TASK 1 » According to the passage about the Hoa Sua school, what subjects are the children trained in?
TASK 2 » In the bounding box entries starting at the line containing "meme-caption-answer: NO bbox=[250, 708, 304, 750]" and ending at the line containing "status-time: 8:39 bbox=[46, 20, 91, 45]", swap "garyvee" for "username" and keep everything else the same. Return only those lines.

SELECTED PASSAGE »
========

The hearing impaired, blind and destitute children from around Vietnam come to the Hoa Sua school for training and education in embroidery, hotel services, bakery, housekeeping and English. They return home with skills to find meaningful employment. They are empowered.
Standard operating procedure is for the young girls (I never saw any boys selling on the street) to canvas hotels and restaurants where tourists go. They wait.
Mo, 10 and My, 8, two little H’mong munchkins I remembered from yesterday waited outside near the sidewalk. My is a real street urchin wearing a dirty green t-shirt, jeans and filthy yellow perforated sandals. Everyone wears these cheap sandals except some older girls who lead treks and wear stable Teva sandals. The map is not the territory.
“Buy from me!”
“What do you have?”
My pulled out long embroidered wallets, colorful cloth wrist bands and postcards. “Look, here, cheap,” thrusting them at me. Miniature vultures descending on a hapless victim.
“Ah,” I said, laughing, “I remember you from yesterday.”

========

Bounding box entries
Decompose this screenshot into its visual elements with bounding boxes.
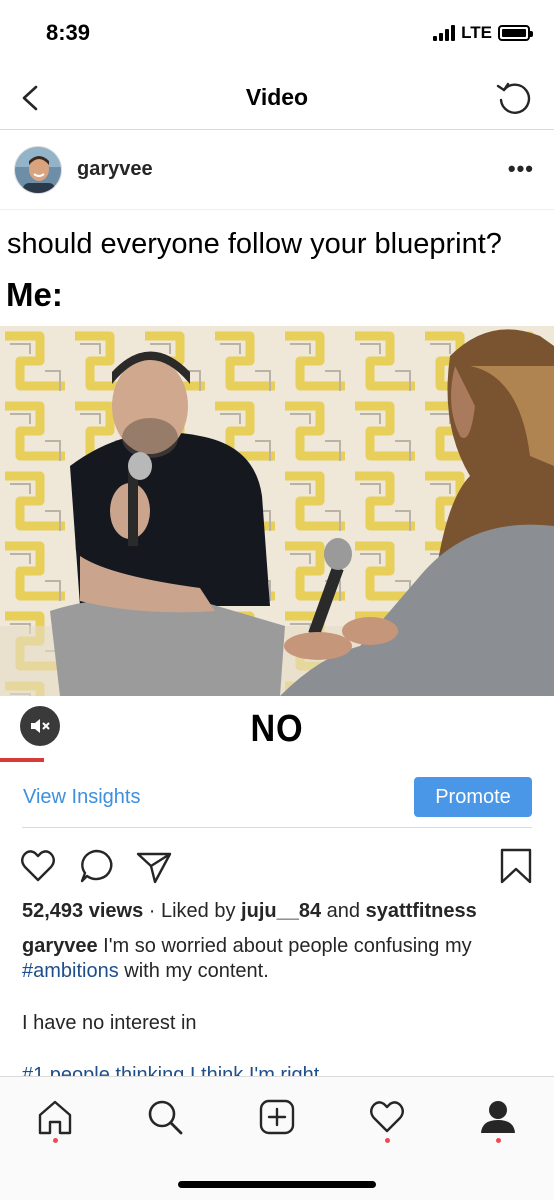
meme-caption-answer: NO bbox=[250, 708, 304, 750]
signal-icon bbox=[433, 25, 456, 41]
insights-row: View Insights Promote bbox=[22, 762, 532, 828]
post-username[interactable]: garyvee bbox=[77, 158, 153, 181]
status-time: 8:39 bbox=[46, 20, 91, 45]
view-insights-link[interactable]: View Insights bbox=[23, 786, 140, 809]
post-actions bbox=[0, 840, 554, 892]
nav-bar: Video bbox=[0, 66, 554, 130]
caption-line-partial: #1 people thinking I think I'm right bbox=[22, 1064, 320, 1076]
page-title: Video bbox=[245, 84, 309, 110]
battery-icon bbox=[498, 25, 533, 41]
view-count[interactable]: 52,493 views bbox=[22, 900, 143, 922]
home-icon[interactable] bbox=[35, 1097, 75, 1137]
likes-summary: 52,493 views · Liked by juju__84 and sya… bbox=[22, 900, 477, 923]
new-post-icon[interactable] bbox=[257, 1097, 297, 1137]
video-player[interactable]: should everyone follow your blueprint? M… bbox=[0, 210, 554, 762]
profile-notification-dot bbox=[496, 1138, 501, 1143]
liked-by-user-2[interactable]: syattfitness bbox=[366, 900, 477, 922]
avatar[interactable] bbox=[14, 146, 62, 194]
heart-icon[interactable] bbox=[18, 846, 58, 886]
meme-caption-me: Me: bbox=[6, 276, 63, 313]
more-options-icon[interactable]: ••• bbox=[508, 156, 534, 182]
meme-caption-top: should everyone follow your blueprint? bbox=[7, 228, 502, 260]
caption-line: I have no interest in bbox=[22, 1012, 197, 1034]
home-indicator bbox=[178, 1181, 376, 1188]
status-indicators: LTE bbox=[433, 23, 533, 43]
video-frame bbox=[0, 326, 554, 696]
activity-heart-icon[interactable] bbox=[367, 1097, 407, 1137]
share-icon[interactable] bbox=[134, 846, 174, 886]
promote-button[interactable]: Promote bbox=[414, 777, 532, 817]
liked-by-user[interactable]: juju__84 bbox=[241, 900, 321, 922]
caption-hashtag[interactable]: #ambitions bbox=[22, 960, 119, 982]
caption-text-end: with my content. bbox=[118, 960, 269, 982]
home-notification-dot bbox=[53, 1138, 58, 1143]
post-caption: garyvee I'm so worried about people conf… bbox=[22, 934, 532, 984]
liked-by-and: and bbox=[321, 900, 366, 922]
status-bar: 8:39 LTE bbox=[0, 0, 554, 66]
network-label: LTE bbox=[461, 23, 492, 42]
comment-icon[interactable] bbox=[77, 846, 117, 886]
search-icon[interactable] bbox=[145, 1097, 185, 1137]
bookmark-icon[interactable] bbox=[496, 846, 536, 886]
profile-icon[interactable] bbox=[478, 1097, 518, 1137]
activity-notification-dot bbox=[385, 1138, 390, 1143]
liked-by-prefix: · Liked by bbox=[143, 900, 242, 922]
post-header: garyvee ••• bbox=[0, 130, 554, 210]
caption-text: I'm so worried about people confusing my bbox=[97, 935, 472, 957]
caption-username[interactable]: garyvee bbox=[22, 935, 98, 957]
tab-bar bbox=[0, 1076, 554, 1200]
refresh-icon[interactable] bbox=[494, 78, 534, 118]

========

EXPECTED OUTPUT 1 » Embroidery, hotel services, bakery, housekeeping and English.

EXPECTED OUTPUT 2 »
meme-caption-answer: NO bbox=[250, 708, 304, 750]
signal-icon bbox=[433, 25, 456, 41]
insights-row: View Insights Promote bbox=[22, 762, 532, 828]
post-username[interactable]: username bbox=[77, 158, 153, 181]
status-time: 8:39 bbox=[46, 20, 91, 45]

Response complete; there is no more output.